Short problem
Check every line of the entries below for the word "state", and copy the ones that have it.

Data section
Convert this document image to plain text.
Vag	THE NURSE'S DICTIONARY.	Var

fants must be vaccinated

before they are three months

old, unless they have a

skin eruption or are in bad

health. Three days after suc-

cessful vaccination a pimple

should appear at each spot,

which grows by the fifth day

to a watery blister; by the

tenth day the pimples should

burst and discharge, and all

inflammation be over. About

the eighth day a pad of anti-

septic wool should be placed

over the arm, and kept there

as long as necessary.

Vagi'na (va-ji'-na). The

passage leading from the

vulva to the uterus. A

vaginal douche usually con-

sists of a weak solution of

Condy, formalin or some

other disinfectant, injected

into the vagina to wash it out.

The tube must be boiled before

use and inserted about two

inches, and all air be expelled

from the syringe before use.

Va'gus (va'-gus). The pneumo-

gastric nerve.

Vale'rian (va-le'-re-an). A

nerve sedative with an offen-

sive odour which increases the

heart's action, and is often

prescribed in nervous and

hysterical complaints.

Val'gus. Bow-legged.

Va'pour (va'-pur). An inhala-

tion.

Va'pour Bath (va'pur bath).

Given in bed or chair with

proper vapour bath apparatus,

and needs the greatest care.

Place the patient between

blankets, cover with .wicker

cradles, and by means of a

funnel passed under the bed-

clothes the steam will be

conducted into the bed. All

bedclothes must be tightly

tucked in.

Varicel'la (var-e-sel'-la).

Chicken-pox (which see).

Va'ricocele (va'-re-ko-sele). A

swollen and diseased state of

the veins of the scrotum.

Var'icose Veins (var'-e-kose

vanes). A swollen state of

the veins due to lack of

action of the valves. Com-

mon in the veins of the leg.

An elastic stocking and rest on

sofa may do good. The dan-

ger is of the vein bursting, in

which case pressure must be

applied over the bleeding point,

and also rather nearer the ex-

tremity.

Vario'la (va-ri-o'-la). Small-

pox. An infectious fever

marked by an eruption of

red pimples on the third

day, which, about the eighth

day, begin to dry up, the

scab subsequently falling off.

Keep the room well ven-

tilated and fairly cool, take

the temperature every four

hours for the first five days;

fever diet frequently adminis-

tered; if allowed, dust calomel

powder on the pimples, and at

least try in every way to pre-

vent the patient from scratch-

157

Reply
swollen and diseased state of
vanes). A swollen state of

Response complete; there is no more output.